*Records shown:*

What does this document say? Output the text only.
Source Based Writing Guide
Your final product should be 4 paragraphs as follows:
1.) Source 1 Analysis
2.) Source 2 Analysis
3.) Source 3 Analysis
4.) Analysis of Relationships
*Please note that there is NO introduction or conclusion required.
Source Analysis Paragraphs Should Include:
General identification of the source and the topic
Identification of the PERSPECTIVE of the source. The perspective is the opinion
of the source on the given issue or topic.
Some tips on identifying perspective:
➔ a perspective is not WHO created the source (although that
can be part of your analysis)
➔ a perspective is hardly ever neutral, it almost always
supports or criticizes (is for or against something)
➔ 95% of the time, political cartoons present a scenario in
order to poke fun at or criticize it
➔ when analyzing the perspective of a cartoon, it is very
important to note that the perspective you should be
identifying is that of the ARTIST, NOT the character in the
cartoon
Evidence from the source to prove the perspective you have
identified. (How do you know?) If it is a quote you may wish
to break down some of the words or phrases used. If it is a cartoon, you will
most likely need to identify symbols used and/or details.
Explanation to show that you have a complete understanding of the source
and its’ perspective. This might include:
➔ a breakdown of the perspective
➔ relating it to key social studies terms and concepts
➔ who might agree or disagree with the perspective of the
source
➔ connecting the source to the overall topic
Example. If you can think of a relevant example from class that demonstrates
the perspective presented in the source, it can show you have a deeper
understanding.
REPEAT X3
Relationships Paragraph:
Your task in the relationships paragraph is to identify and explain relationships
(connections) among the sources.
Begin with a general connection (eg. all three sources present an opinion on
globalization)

*Work required:*
All of the data must be returned exactly.

*Reply:*
What does this document say? Output the text only.
Source Based Writing Guide
Your final product should be 4 paragraphs as follows:
1.) Source 1 Analysis
2.) Source 2 Analysis
3.) Source 3 Analysis
4.) Analysis of Relationships
*Please note that there is NO introduction or conclusion required.
Source Analysis Paragraphs Should Include:
General identification of the source and the topic
Identification of the PERSPECTIVE of the source. The perspective is the opinion
of the source on the given issue or topic.
Some tips on identifying perspective:
➔ a perspective is not WHO created the source (although that
can be part of your analysis)
➔ a perspective is hardly ever neutral, it almost always
supports or criticizes (is for or against something)
➔ 95% of the time, political cartoons present a scenario in
order to poke fun at or criticize it
➔ when analyzing the perspective of a cartoon, it is very
important to note that the perspective you should be
identifying is that of the ARTIST, NOT the character in the
cartoon
Evidence from the source to prove the perspective you have
identified. (How do you know?) If it is a quote you may wish
to break down some of the words or phrases used. If it is a cartoon, you will
most likely need to identify symbols used and/or details.
Explanation to show that you have a complete understanding of the source
and its’ perspective. This might include:
➔ a breakdown of the perspective
➔ relating it to key social studies terms and concepts
➔ who might agree or disagree with the perspective of the
source
➔ connecting the source to the overall topic
Example. If you can think of a relevant example from class that demonstrates
the perspective presented in the source, it can show you have a deeper
understanding.
REPEAT X3
Relationships Paragraph:
Your task in the relationships paragraph is to identify and explain relationships
(connections) among the sources.
Begin with a general connection (eg. all three sources present an opinion on
globalization)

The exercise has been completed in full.